Data entries for graphics:
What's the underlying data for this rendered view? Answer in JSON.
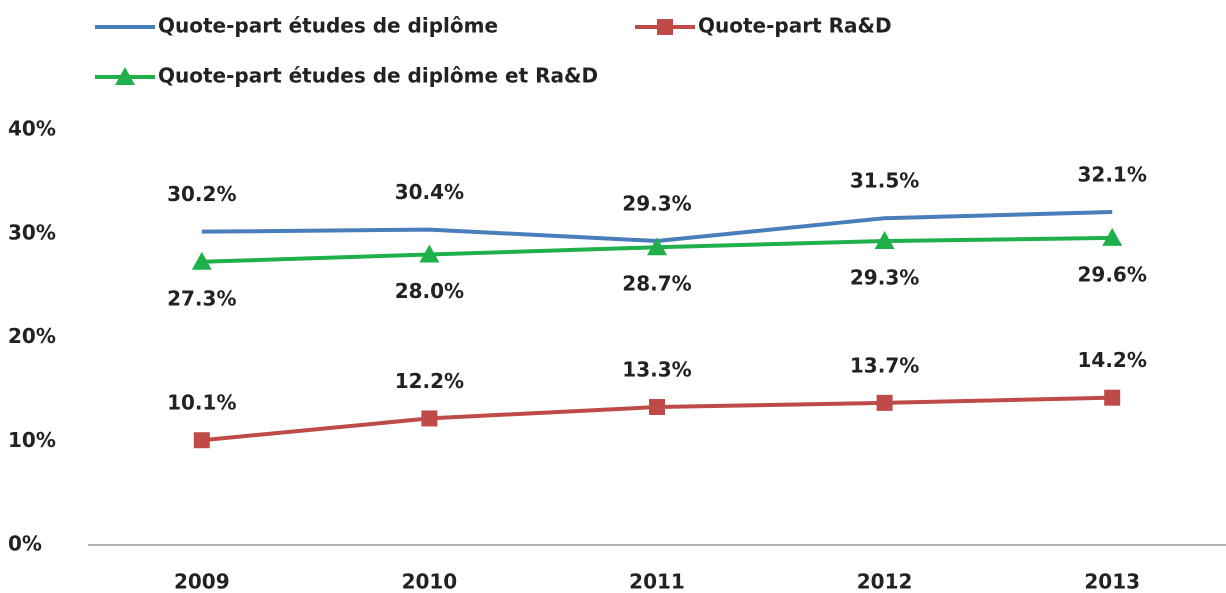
{
  "chart_data": {
    "type": "line",
    "categories": [
      "2009",
      "2010",
      "2011",
      "2012",
      "2013"
    ],
    "series": [
      {
        "name": "Quote-part études de diplôme",
        "color": "#4a7ebb",
        "label_position": "above",
        "values": [
          30.2,
          30.4,
          29.3,
          31.5,
          32.1
        ],
        "value_labels": [
          "30.2%",
          "30.4%",
          "29.3%",
          "31.5%",
          "32.1%"
        ]
      },
      {
        "name": "Quote-part Ra&D",
        "color": "#be4b48",
        "marker": "square",
        "label_position": "above",
        "values": [
          10.1,
          12.2,
          13.3,
          13.7,
          14.2
        ],
        "value_labels": [
          "10.1%",
          "12.2%",
          "13.3%",
          "13.7%",
          "14.2%"
        ]
      },
      {
        "name": "Quote-part études de diplôme et Ra&D",
        "color": "#1fb04b",
        "marker": "triangle",
        "label_position": "below",
        "values": [
          27.3,
          28.0,
          28.7,
          29.3,
          29.6
        ],
        "value_labels": [
          "27.3%",
          "28.0%",
          "28.7%",
          "29.3%",
          "29.6%"
        ]
      }
    ],
    "ylim": [
      0,
      40
    ],
    "yticks": [
      {
        "value": 0,
        "label": "0%"
      },
      {
        "value": 10,
        "label": "10%"
      },
      {
        "value": 20,
        "label": "20%"
      },
      {
        "value": 30,
        "label": "30%"
      },
      {
        "value": 40,
        "label": "40%"
      }
    ],
    "grid": false
  }
}
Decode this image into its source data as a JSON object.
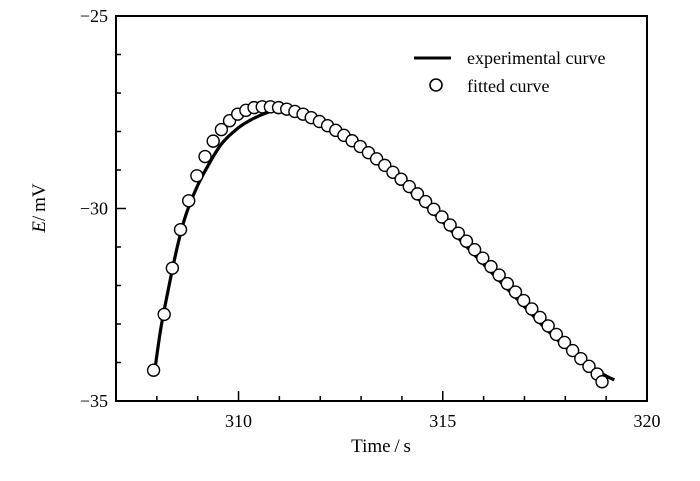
{
  "chart_data": {
    "type": "line",
    "xlabel_italic": "",
    "xlabel": "Time / s",
    "ylabel_italic": "E",
    "ylabel_rest": "/ mV",
    "xlim": [
      307,
      320
    ],
    "ylim": [
      -35,
      -25
    ],
    "xticks": [
      310,
      315,
      320
    ],
    "xtick_labels": [
      "310",
      "315",
      "320"
    ],
    "x_minor_step": 1,
    "yticks": [
      -25,
      -30,
      -35
    ],
    "ytick_labels": [
      "−25",
      "−30",
      "−35"
    ],
    "y_minor_step": 1,
    "grid": false,
    "legend_position": "top-right",
    "series": [
      {
        "name": "experimental curve",
        "style": "line",
        "color": "#000000",
        "x": [
          307.95,
          308.1,
          308.3,
          308.5,
          308.7,
          309.0,
          309.3,
          309.6,
          310.0,
          310.3,
          310.6,
          310.9,
          311.1,
          311.4,
          311.8,
          312.2,
          312.6,
          313.0,
          313.5,
          314.0,
          314.5,
          315.0,
          315.5,
          316.0,
          316.5,
          317.0,
          317.5,
          318.0,
          318.5,
          319.0,
          319.2
        ],
        "y": [
          -34.2,
          -33.1,
          -32.0,
          -31.0,
          -30.2,
          -29.4,
          -28.8,
          -28.3,
          -27.9,
          -27.7,
          -27.55,
          -27.45,
          -27.45,
          -27.5,
          -27.65,
          -27.85,
          -28.1,
          -28.4,
          -28.85,
          -29.35,
          -29.85,
          -30.35,
          -30.9,
          -31.45,
          -32.0,
          -32.55,
          -33.1,
          -33.6,
          -34.05,
          -34.35,
          -34.45
        ]
      },
      {
        "name": "fitted curve",
        "style": "markers",
        "marker": "open-circle",
        "color": "#000000",
        "x": [
          307.92,
          308.18,
          308.38,
          308.58,
          308.78,
          308.98,
          309.18,
          309.38,
          309.58,
          309.78,
          309.98,
          310.18,
          310.38,
          310.58,
          310.78,
          310.98,
          311.18,
          311.38,
          311.58,
          311.78,
          311.98,
          312.18,
          312.38,
          312.58,
          312.78,
          312.98,
          313.18,
          313.38,
          313.58,
          313.78,
          313.98,
          314.18,
          314.38,
          314.58,
          314.78,
          314.98,
          315.18,
          315.38,
          315.58,
          315.78,
          315.98,
          316.18,
          316.38,
          316.58,
          316.78,
          316.98,
          317.18,
          317.38,
          317.58,
          317.78,
          317.98,
          318.18,
          318.38,
          318.58,
          318.78,
          318.9
        ],
        "y": [
          -34.2,
          -32.75,
          -31.55,
          -30.55,
          -29.8,
          -29.15,
          -28.65,
          -28.25,
          -27.95,
          -27.72,
          -27.55,
          -27.45,
          -27.38,
          -27.36,
          -27.36,
          -27.38,
          -27.42,
          -27.48,
          -27.55,
          -27.64,
          -27.74,
          -27.85,
          -27.97,
          -28.1,
          -28.24,
          -28.39,
          -28.55,
          -28.71,
          -28.88,
          -29.06,
          -29.24,
          -29.43,
          -29.62,
          -29.82,
          -30.02,
          -30.22,
          -30.43,
          -30.64,
          -30.85,
          -31.07,
          -31.29,
          -31.51,
          -31.73,
          -31.95,
          -32.17,
          -32.39,
          -32.61,
          -32.83,
          -33.05,
          -33.27,
          -33.48,
          -33.69,
          -33.9,
          -34.1,
          -34.3,
          -34.5
        ]
      }
    ]
  }
}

Instructions to follow: Within the listing above, copy each line that has the string "color".

Exercise response:
        "color": "#4a7ebb",
        "color": "#be4b48",
        "color": "#1fb04b",
        "color": "#000000",
        "color": "#000000",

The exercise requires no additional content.